[What you need to do]
Copy out the listing exactly.

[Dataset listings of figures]
§ §

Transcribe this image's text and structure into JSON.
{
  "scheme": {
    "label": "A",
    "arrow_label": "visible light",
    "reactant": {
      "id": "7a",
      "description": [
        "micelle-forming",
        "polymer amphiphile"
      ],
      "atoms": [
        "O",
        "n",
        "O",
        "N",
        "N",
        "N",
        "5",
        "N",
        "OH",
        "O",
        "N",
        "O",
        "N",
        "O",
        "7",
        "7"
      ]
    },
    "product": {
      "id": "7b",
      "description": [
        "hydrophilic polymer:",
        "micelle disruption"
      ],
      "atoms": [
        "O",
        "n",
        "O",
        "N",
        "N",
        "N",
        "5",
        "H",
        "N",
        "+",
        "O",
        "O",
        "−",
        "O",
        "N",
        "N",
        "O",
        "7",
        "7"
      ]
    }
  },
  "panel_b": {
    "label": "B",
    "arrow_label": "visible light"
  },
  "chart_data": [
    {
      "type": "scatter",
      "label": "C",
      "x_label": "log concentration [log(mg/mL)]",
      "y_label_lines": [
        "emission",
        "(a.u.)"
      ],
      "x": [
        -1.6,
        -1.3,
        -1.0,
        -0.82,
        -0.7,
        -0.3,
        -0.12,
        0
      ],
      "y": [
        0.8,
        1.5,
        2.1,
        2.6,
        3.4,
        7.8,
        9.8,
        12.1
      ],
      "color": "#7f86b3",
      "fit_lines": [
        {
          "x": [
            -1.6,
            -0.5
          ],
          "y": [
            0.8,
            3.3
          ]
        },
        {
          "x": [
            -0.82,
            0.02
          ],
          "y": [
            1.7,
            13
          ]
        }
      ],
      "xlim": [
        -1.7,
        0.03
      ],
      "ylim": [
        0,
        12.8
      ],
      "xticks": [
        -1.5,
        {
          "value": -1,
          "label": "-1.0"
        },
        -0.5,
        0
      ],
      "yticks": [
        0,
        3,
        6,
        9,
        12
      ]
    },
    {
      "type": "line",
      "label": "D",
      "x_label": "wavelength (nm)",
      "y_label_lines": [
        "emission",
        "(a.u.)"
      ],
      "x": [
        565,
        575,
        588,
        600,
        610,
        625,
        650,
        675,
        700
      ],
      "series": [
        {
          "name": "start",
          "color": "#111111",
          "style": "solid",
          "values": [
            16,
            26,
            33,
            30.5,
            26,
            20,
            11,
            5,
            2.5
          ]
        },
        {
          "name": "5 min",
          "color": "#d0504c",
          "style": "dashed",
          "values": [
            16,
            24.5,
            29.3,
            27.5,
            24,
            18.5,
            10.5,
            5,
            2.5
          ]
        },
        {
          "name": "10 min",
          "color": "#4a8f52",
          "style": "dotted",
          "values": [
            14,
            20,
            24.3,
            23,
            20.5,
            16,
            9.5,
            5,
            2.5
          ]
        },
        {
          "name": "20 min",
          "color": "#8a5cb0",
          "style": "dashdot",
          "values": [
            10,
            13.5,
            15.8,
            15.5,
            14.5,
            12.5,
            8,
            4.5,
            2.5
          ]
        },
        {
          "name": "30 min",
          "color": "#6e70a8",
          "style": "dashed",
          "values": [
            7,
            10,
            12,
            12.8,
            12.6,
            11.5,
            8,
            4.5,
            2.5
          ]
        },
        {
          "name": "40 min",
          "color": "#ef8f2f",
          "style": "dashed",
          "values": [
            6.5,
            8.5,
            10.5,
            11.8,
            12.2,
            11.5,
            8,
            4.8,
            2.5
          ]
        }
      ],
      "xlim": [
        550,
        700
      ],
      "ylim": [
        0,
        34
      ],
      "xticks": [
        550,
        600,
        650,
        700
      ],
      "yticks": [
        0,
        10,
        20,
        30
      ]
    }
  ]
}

§ §

[Task output]
Transcribe this image's text and structure into JSON.
{
  "scheme": {
    "label": "A",
    "arrow_label": "visible light",
    "reactant": {
      "id": "7a",
      "description": [
        "micelle-forming",
        "polymer amphiphile"
      ],
      "atoms": [
        "O",
        "n",
        "O",
        "N",
        "N",
        "N",
        "5",
        "N",
        "OH",
        "O",
        "N",
        "O",
        "N",
        "O",
        "7",
        "7"
      ]
    },
    "product": {
      "id": "7b",
      "description": [
        "hydrophilic polymer:",
        "micelle disruption"
      ],
      "atoms": [
        "O",
        "n",
        "O",
        "N",
        "N",
        "N",
        "5",
        "H",
        "N",
        "+",
        "O",
        "O",
        "−",
        "O",
        "N",
        "N",
        "O",
        "7",
        "7"
      ]
    }
  },
  "panel_b": {
    "label": "B",
    "arrow_label": "visible light"
  },
  "chart_data": [
    {
      "type": "scatter",
      "label": "C",
      "x_label": "log concentration [log(mg/mL)]",
      "y_label_lines": [
        "emission",
        "(a.u.)"
      ],
      "x": [
        -1.6,
        -1.3,
        -1.0,
        -0.82,
        -0.7,
        -0.3,
        -0.12,
        0
      ],
      "y": [
        0.8,
        1.5,
        2.1,
        2.6,
        3.4,
        7.8,
        9.8,
        12.1
      ],
      "color": "#7f86b3",
      "fit_lines": [
        {
          "x": [
            -1.6,
            -0.5
          ],
          "y": [
            0.8,
            3.3
          ]
        },
        {
          "x": [
            -0.82,
            0.02
          ],
          "y": [
            1.7,
            13
          ]
        }
      ],
      "xlim": [
        -1.7,
        0.03
      ],
      "ylim": [
        0,
        12.8
      ],
      "xticks": [
        -1.5,
        {
          "value": -1,
          "label": "-1.0"
        },
        -0.5,
        0
      ],
      "yticks": [
        0,
        3,
        6,
        9,
        12
      ]
    },
    {
      "type": "line",
      "label": "D",
      "x_label": "wavelength (nm)",
      "y_label_lines": [
        "emission",
        "(a.u.)"
      ],
      "x": [
        565,
        575,
        588,
        600,
        610,
        625,
        650,
        675,
        700
      ],
      "series": [
        {
          "name": "start",
          "color": "#111111",
          "style": "solid",
          "values": [
            16,
            26,
            33,
            30.5,
            26,
            20,
            11,
            5,
            2.5
          ]
        },
        {
          "name": "5 min",
          "color": "#d0504c",
          "style": "dashed",
          "values": [
            16,
            24.5,
            29.3,
            27.5,
            24,
            18.5,
            10.5,
            5,
            2.5
          ]
        },
        {
          "name": "10 min",
          "color": "#4a8f52",
          "style": "dotted",
          "values": [
            14,
            20,
            24.3,
            23,
            20.5,
            16,
            9.5,
            5,
            2.5
          ]
        },
        {
          "name": "20 min",
          "color": "#8a5cb0",
          "style": "dashdot",
          "values": [
            10,
            13.5,
            15.8,
            15.5,
            14.5,
            12.5,
            8,
            4.5,
            2.5
          ]
        },
        {
          "name": "30 min",
          "color": "#6e70a8",
          "style": "dashed",
          "values": [
            7,
            10,
            12,
            12.8,
            12.6,
            11.5,
            8,
            4.5,
            2.5
          ]
        },
        {
          "name": "40 min",
          "color": "#ef8f2f",
          "style": "dashed",
          "values": [
            6.5,
            8.5,
            10.5,
            11.8,
            12.2,
            11.5,
            8,
            4.8,
            2.5
          ]
        }
      ],
      "xlim": [
        550,
        700
      ],
      "ylim": [
        0,
        34
      ],
      "xticks": [
        550,
        600,
        650,
        700
      ],
      "yticks": [
        0,
        10,
        20,
        30
      ]
    }
  ]
}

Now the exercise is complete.